> Instructions for the task
Quote the records that follow in full, leaving the pictures out.

> Given information
····················
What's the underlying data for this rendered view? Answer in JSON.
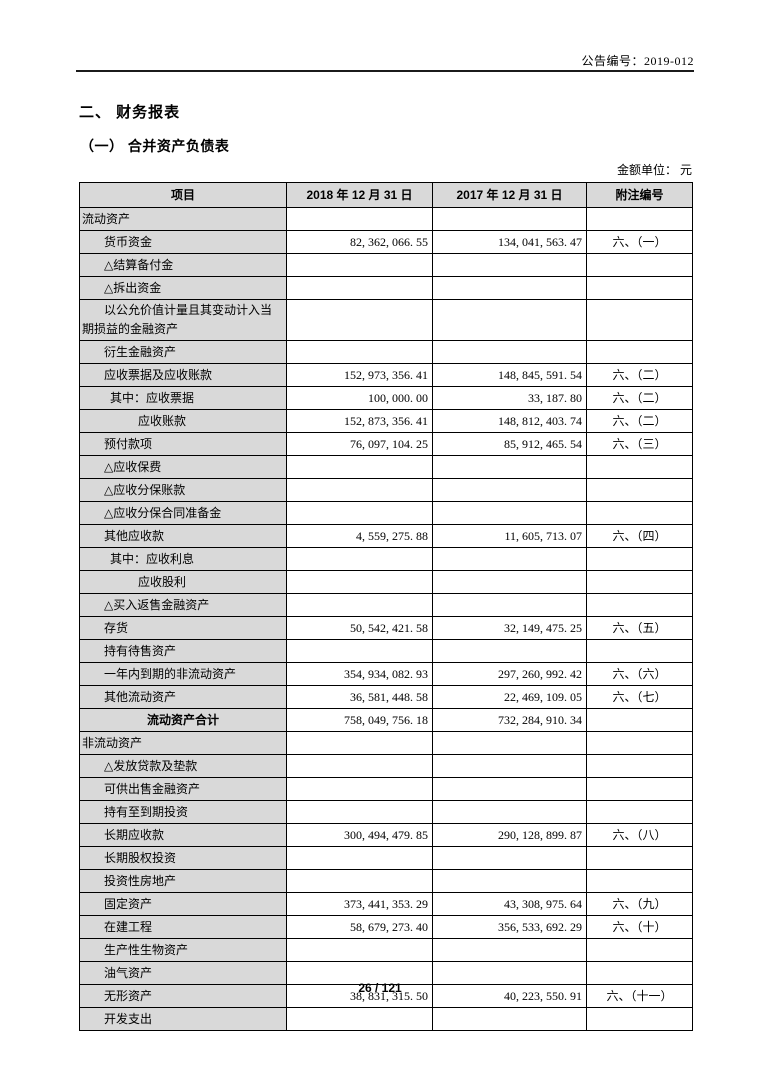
{
  "page": {
    "announcement_no": "公告编号：2019-012",
    "section_title": "二、 财务报表",
    "subsection_title": "（一） 合并资产负债表",
    "unit_label": "金额单位： 元",
    "page_number": "26 / 121"
  },
  "colors": {
    "shade": "#d9d9d9",
    "border": "#000000",
    "rule": "#1b1b1b"
  },
  "table": {
    "headers": [
      "项目",
      "2018 年 12 月 31 日",
      "2017 年 12 月 31 日",
      "附注编号"
    ],
    "rows": [
      {
        "label": "流动资产",
        "indent": 0
      },
      {
        "label": "货币资金",
        "indent": 1,
        "v2018": "82, 362, 066. 55",
        "v2017": "134, 041, 563. 47",
        "note": "六、（一）"
      },
      {
        "label": "△结算备付金",
        "indent": 1
      },
      {
        "label": "△拆出资金",
        "indent": 1
      },
      {
        "label": "以公允价值计量且其变动计入当\n期损益的金融资产",
        "indent": 1
      },
      {
        "label": "衍生金融资产",
        "indent": 1
      },
      {
        "label": "应收票据及应收账款",
        "indent": 1,
        "v2018": "152, 973, 356. 41",
        "v2017": "148, 845, 591. 54",
        "note": "六、（二）"
      },
      {
        "label": "其中：应收票据",
        "indent": 2,
        "v2018": "100, 000. 00",
        "v2017": "33, 187. 80",
        "note": "六、（二）"
      },
      {
        "label": "应收账款",
        "indent": 3,
        "v2018": "152, 873, 356. 41",
        "v2017": "148, 812, 403. 74",
        "note": "六、（二）"
      },
      {
        "label": "预付款项",
        "indent": 1,
        "v2018": "76, 097, 104. 25",
        "v2017": "85, 912, 465. 54",
        "note": "六、（三）"
      },
      {
        "label": "△应收保费",
        "indent": 1
      },
      {
        "label": "△应收分保账款",
        "indent": 1
      },
      {
        "label": "△应收分保合同准备金",
        "indent": 1
      },
      {
        "label": "其他应收款",
        "indent": 1,
        "v2018": "4, 559, 275. 88",
        "v2017": "11, 605, 713. 07",
        "note": "六、（四）"
      },
      {
        "label": "其中：应收利息",
        "indent": 2
      },
      {
        "label": "应收股利",
        "indent": 3
      },
      {
        "label": "△买入返售金融资产",
        "indent": 1
      },
      {
        "label": "存货",
        "indent": 1,
        "v2018": "50, 542, 421. 58",
        "v2017": "32, 149, 475. 25",
        "note": "六、（五）"
      },
      {
        "label": "持有待售资产",
        "indent": 1
      },
      {
        "label": "一年内到期的非流动资产",
        "indent": 1,
        "v2018": "354, 934, 082. 93",
        "v2017": "297, 260, 992. 42",
        "note": "六、（六）"
      },
      {
        "label": "其他流动资产",
        "indent": 1,
        "v2018": "36, 581, 448. 58",
        "v2017": "22, 469, 109. 05",
        "note": "六、（七）"
      },
      {
        "label": "流动资产合计",
        "indent": 0,
        "total": true,
        "v2018": "758, 049, 756. 18",
        "v2017": "732, 284, 910. 34"
      },
      {
        "label": "非流动资产",
        "indent": 0
      },
      {
        "label": "△发放贷款及垫款",
        "indent": 1
      },
      {
        "label": "可供出售金融资产",
        "indent": 1
      },
      {
        "label": "持有至到期投资",
        "indent": 1
      },
      {
        "label": "长期应收款",
        "indent": 1,
        "v2018": "300, 494, 479. 85",
        "v2017": "290, 128, 899. 87",
        "note": "六、（八）"
      },
      {
        "label": "长期股权投资",
        "indent": 1
      },
      {
        "label": "投资性房地产",
        "indent": 1
      },
      {
        "label": "固定资产",
        "indent": 1,
        "v2018": "373, 441, 353. 29",
        "v2017": "43, 308, 975. 64",
        "note": "六、（九）"
      },
      {
        "label": "在建工程",
        "indent": 1,
        "v2018": "58, 679, 273. 40",
        "v2017": "356, 533, 692. 29",
        "note": "六、（十）"
      },
      {
        "label": "生产性生物资产",
        "indent": 1
      },
      {
        "label": "油气资产",
        "indent": 1
      },
      {
        "label": "无形资产",
        "indent": 1,
        "v2018": "38, 831, 315. 50",
        "v2017": "40, 223, 550. 91",
        "note": "六、（十一）"
      },
      {
        "label": "开发支出",
        "indent": 1
      }
    ]
  }
}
····················
> Full solution
What's the underlying data for this rendered view? Answer in JSON.
{
  "page": {
    "announcement_no": "公告编号：2019-012",
    "section_title": "二、 财务报表",
    "subsection_title": "（一） 合并资产负债表",
    "unit_label": "金额单位： 元",
    "page_number": "26 / 121"
  },
  "colors": {
    "shade": "#d9d9d9",
    "border": "#000000",
    "rule": "#1b1b1b"
  },
  "table": {
    "headers": [
      "项目",
      "2018 年 12 月 31 日",
      "2017 年 12 月 31 日",
      "附注编号"
    ],
    "rows": [
      {
        "label": "流动资产",
        "indent": 0
      },
      {
        "label": "货币资金",
        "indent": 1,
        "v2018": "82, 362, 066. 55",
        "v2017": "134, 041, 563. 47",
        "note": "六、（一）"
      },
      {
        "label": "△结算备付金",
        "indent": 1
      },
      {
        "label": "△拆出资金",
        "indent": 1
      },
      {
        "label": "以公允价值计量且其变动计入当\n期损益的金融资产",
        "indent": 1
      },
      {
        "label": "衍生金融资产",
        "indent": 1
      },
      {
        "label": "应收票据及应收账款",
        "indent": 1,
        "v2018": "152, 973, 356. 41",
        "v2017": "148, 845, 591. 54",
        "note": "六、（二）"
      },
      {
        "label": "其中：应收票据",
        "indent": 2,
        "v2018": "100, 000. 00",
        "v2017": "33, 187. 80",
        "note": "六、（二）"
      },
      {
        "label": "应收账款",
        "indent": 3,
        "v2018": "152, 873, 356. 41",
        "v2017": "148, 812, 403. 74",
        "note": "六、（二）"
      },
      {
        "label": "预付款项",
        "indent": 1,
        "v2018": "76, 097, 104. 25",
        "v2017": "85, 912, 465. 54",
        "note": "六、（三）"
      },
      {
        "label": "△应收保费",
        "indent": 1
      },
      {
        "label": "△应收分保账款",
        "indent": 1
      },
      {
        "label": "△应收分保合同准备金",
        "indent": 1
      },
      {
        "label": "其他应收款",
        "indent": 1,
        "v2018": "4, 559, 275. 88",
        "v2017": "11, 605, 713. 07",
        "note": "六、（四）"
      },
      {
        "label": "其中：应收利息",
        "indent": 2
      },
      {
        "label": "应收股利",
        "indent": 3
      },
      {
        "label": "△买入返售金融资产",
        "indent": 1
      },
      {
        "label": "存货",
        "indent": 1,
        "v2018": "50, 542, 421. 58",
        "v2017": "32, 149, 475. 25",
        "note": "六、（五）"
      },
      {
        "label": "持有待售资产",
        "indent": 1
      },
      {
        "label": "一年内到期的非流动资产",
        "indent": 1,
        "v2018": "354, 934, 082. 93",
        "v2017": "297, 260, 992. 42",
        "note": "六、（六）"
      },
      {
        "label": "其他流动资产",
        "indent": 1,
        "v2018": "36, 581, 448. 58",
        "v2017": "22, 469, 109. 05",
        "note": "六、（七）"
      },
      {
        "label": "流动资产合计",
        "indent": 0,
        "total": true,
        "v2018": "758, 049, 756. 18",
        "v2017": "732, 284, 910. 34"
      },
      {
        "label": "非流动资产",
        "indent": 0
      },
      {
        "label": "△发放贷款及垫款",
        "indent": 1
      },
      {
        "label": "可供出售金融资产",
        "indent": 1
      },
      {
        "label": "持有至到期投资",
        "indent": 1
      },
      {
        "label": "长期应收款",
        "indent": 1,
        "v2018": "300, 494, 479. 85",
        "v2017": "290, 128, 899. 87",
        "note": "六、（八）"
      },
      {
        "label": "长期股权投资",
        "indent": 1
      },
      {
        "label": "投资性房地产",
        "indent": 1
      },
      {
        "label": "固定资产",
        "indent": 1,
        "v2018": "373, 441, 353. 29",
        "v2017": "43, 308, 975. 64",
        "note": "六、（九）"
      },
      {
        "label": "在建工程",
        "indent": 1,
        "v2018": "58, 679, 273. 40",
        "v2017": "356, 533, 692. 29",
        "note": "六、（十）"
      },
      {
        "label": "生产性生物资产",
        "indent": 1
      },
      {
        "label": "油气资产",
        "indent": 1
      },
      {
        "label": "无形资产",
        "indent": 1,
        "v2018": "38, 831, 315. 50",
        "v2017": "40, 223, 550. 91",
        "note": "六、（十一）"
      },
      {
        "label": "开发支出",
        "indent": 1
      }
    ]
  }
}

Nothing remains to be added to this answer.